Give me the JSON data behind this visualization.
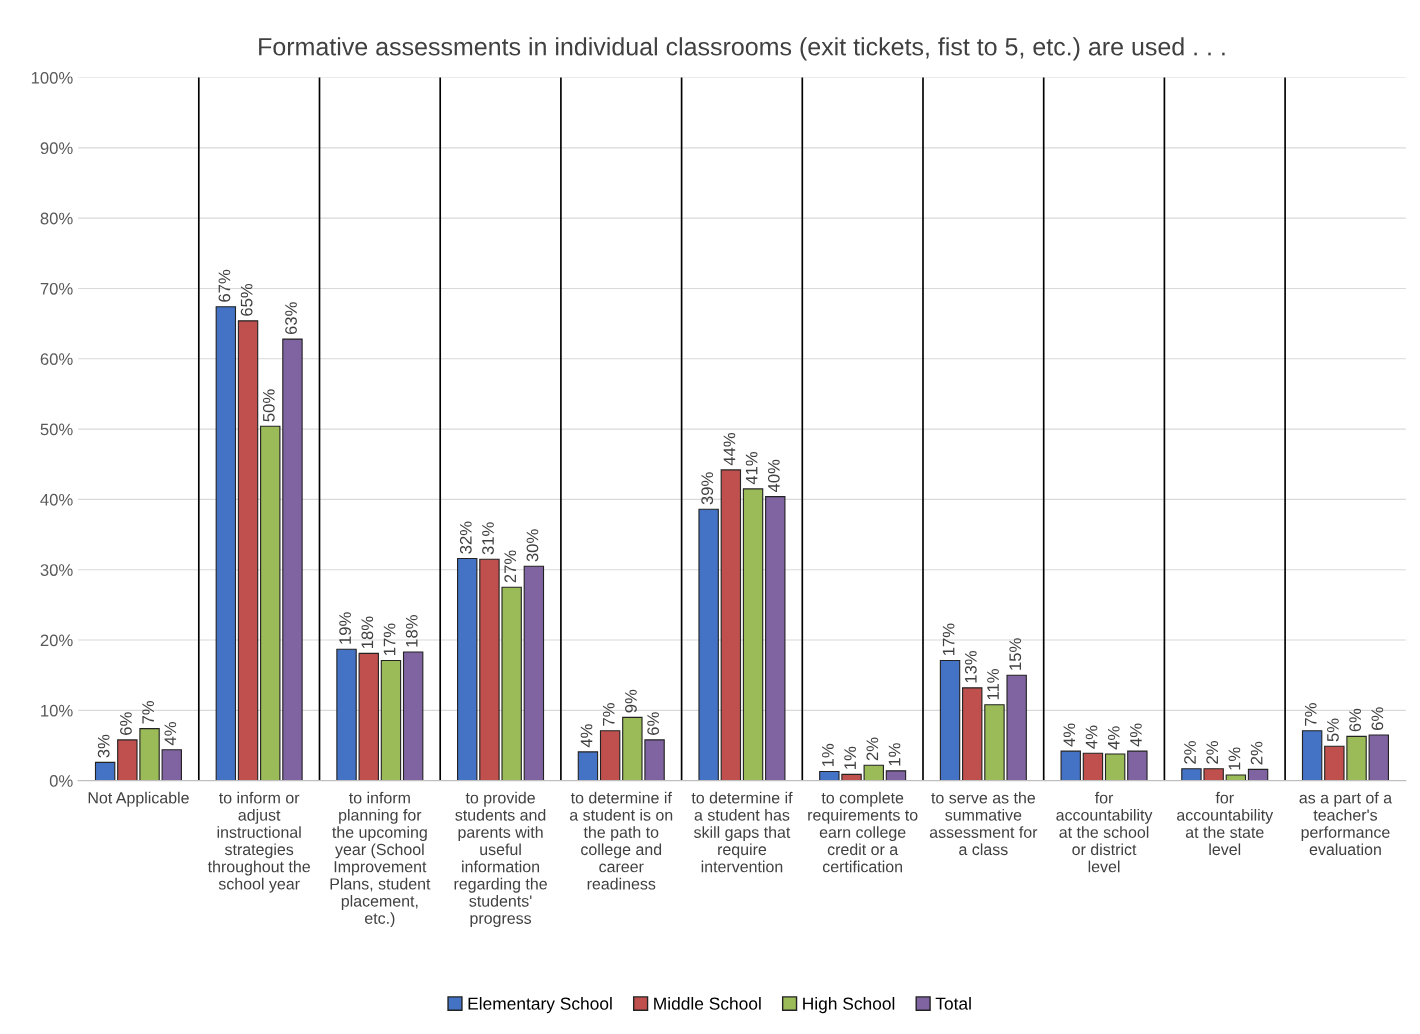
{
  "chart_data": {
    "type": "bar",
    "title": "Formative assessments in individual classrooms (exit tickets, fist to 5, etc.) are used . . .",
    "categories": [
      "Not Applicable",
      "to inform or adjust instructional strategies throughout the school year",
      "to inform planning for the upcoming year (School Improvement Plans, student placement, etc.)",
      "to provide students and parents with useful information regarding the students' progress",
      "to determine if a student is on the path to college and career readiness",
      "to determine if a student has skill gaps that require intervention",
      "to complete requirements to earn college credit or a certification",
      "to serve as the summative assessment for a class",
      "for accountability at the school or district level",
      "for accountability at the state level",
      "as a part of a teacher's performance evaluation"
    ],
    "series": [
      {
        "name": "Elementary School",
        "color": "#4472c4",
        "values": [
          2.6,
          67.4,
          18.7,
          31.6,
          4.1,
          38.6,
          1.3,
          17.1,
          4.2,
          1.7,
          7.1
        ],
        "value_labels": [
          "3%",
          "67%",
          "19%",
          "32%",
          "4%",
          "39%",
          "1%",
          "17%",
          "4%",
          "2%",
          "7%"
        ]
      },
      {
        "name": "Middle School",
        "color": "#c0504d",
        "values": [
          5.8,
          65.4,
          18.1,
          31.5,
          7.1,
          44.2,
          0.9,
          13.2,
          3.9,
          1.7,
          4.9
        ],
        "value_labels": [
          "6%",
          "65%",
          "18%",
          "31%",
          "7%",
          "44%",
          "1%",
          "13%",
          "4%",
          "2%",
          "5%"
        ]
      },
      {
        "name": "High School",
        "color": "#9bbb59",
        "values": [
          7.4,
          50.4,
          17.1,
          27.5,
          9.0,
          41.5,
          2.2,
          10.8,
          3.8,
          0.8,
          6.3
        ],
        "value_labels": [
          "7%",
          "50%",
          "17%",
          "27%",
          "9%",
          "41%",
          "2%",
          "11%",
          "4%",
          "1%",
          "6%"
        ]
      },
      {
        "name": "Total",
        "color": "#8064a2",
        "values": [
          4.4,
          62.8,
          18.3,
          30.5,
          5.8,
          40.4,
          1.4,
          15.0,
          4.2,
          1.6,
          6.5
        ],
        "value_labels": [
          "4%",
          "63%",
          "18%",
          "30%",
          "6%",
          "40%",
          "1%",
          "15%",
          "4%",
          "2%",
          "6%"
        ]
      }
    ],
    "ylim": [
      0,
      100
    ],
    "yticks": [
      {
        "value": 0,
        "label": "0%"
      },
      {
        "value": 10,
        "label": "10%"
      },
      {
        "value": 20,
        "label": "20%"
      },
      {
        "value": 30,
        "label": "30%"
      },
      {
        "value": 40,
        "label": "40%"
      },
      {
        "value": 50,
        "label": "50%"
      },
      {
        "value": 60,
        "label": "60%"
      },
      {
        "value": 70,
        "label": "70%"
      },
      {
        "value": 80,
        "label": "80%"
      },
      {
        "value": 90,
        "label": "90%"
      },
      {
        "value": 100,
        "label": "100%"
      }
    ],
    "grid": true,
    "legend": "bottom"
  }
}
▬▬▬
### GIVEN INSTRUCTION
Transcribe all entries above exactly. Drop the pictures.

### TASK RESPONSE
Give me the JSON data behind this visualization.
{
  "chart_data": {
    "type": "bar",
    "title": "Formative assessments in individual classrooms (exit tickets, fist to 5, etc.) are used . . .",
    "categories": [
      "Not Applicable",
      "to inform or adjust instructional strategies throughout the school year",
      "to inform planning for the upcoming year (School Improvement Plans, student placement, etc.)",
      "to provide students and parents with useful information regarding the students' progress",
      "to determine if a student is on the path to college and career readiness",
      "to determine if a student has skill gaps that require intervention",
      "to complete requirements to earn college credit or a certification",
      "to serve as the summative assessment for a class",
      "for accountability at the school or district level",
      "for accountability at the state level",
      "as a part of a teacher's performance evaluation"
    ],
    "series": [
      {
        "name": "Elementary School",
        "color": "#4472c4",
        "values": [
          2.6,
          67.4,
          18.7,
          31.6,
          4.1,
          38.6,
          1.3,
          17.1,
          4.2,
          1.7,
          7.1
        ],
        "value_labels": [
          "3%",
          "67%",
          "19%",
          "32%",
          "4%",
          "39%",
          "1%",
          "17%",
          "4%",
          "2%",
          "7%"
        ]
      },
      {
        "name": "Middle School",
        "color": "#c0504d",
        "values": [
          5.8,
          65.4,
          18.1,
          31.5,
          7.1,
          44.2,
          0.9,
          13.2,
          3.9,
          1.7,
          4.9
        ],
        "value_labels": [
          "6%",
          "65%",
          "18%",
          "31%",
          "7%",
          "44%",
          "1%",
          "13%",
          "4%",
          "2%",
          "5%"
        ]
      },
      {
        "name": "High School",
        "color": "#9bbb59",
        "values": [
          7.4,
          50.4,
          17.1,
          27.5,
          9.0,
          41.5,
          2.2,
          10.8,
          3.8,
          0.8,
          6.3
        ],
        "value_labels": [
          "7%",
          "50%",
          "17%",
          "27%",
          "9%",
          "41%",
          "2%",
          "11%",
          "4%",
          "1%",
          "6%"
        ]
      },
      {
        "name": "Total",
        "color": "#8064a2",
        "values": [
          4.4,
          62.8,
          18.3,
          30.5,
          5.8,
          40.4,
          1.4,
          15.0,
          4.2,
          1.6,
          6.5
        ],
        "value_labels": [
          "4%",
          "63%",
          "18%",
          "30%",
          "6%",
          "40%",
          "1%",
          "15%",
          "4%",
          "2%",
          "6%"
        ]
      }
    ],
    "ylim": [
      0,
      100
    ],
    "yticks": [
      {
        "value": 0,
        "label": "0%"
      },
      {
        "value": 10,
        "label": "10%"
      },
      {
        "value": 20,
        "label": "20%"
      },
      {
        "value": 30,
        "label": "30%"
      },
      {
        "value": 40,
        "label": "40%"
      },
      {
        "value": 50,
        "label": "50%"
      },
      {
        "value": 60,
        "label": "60%"
      },
      {
        "value": 70,
        "label": "70%"
      },
      {
        "value": 80,
        "label": "80%"
      },
      {
        "value": 90,
        "label": "90%"
      },
      {
        "value": 100,
        "label": "100%"
      }
    ],
    "grid": true,
    "legend": "bottom"
  }
}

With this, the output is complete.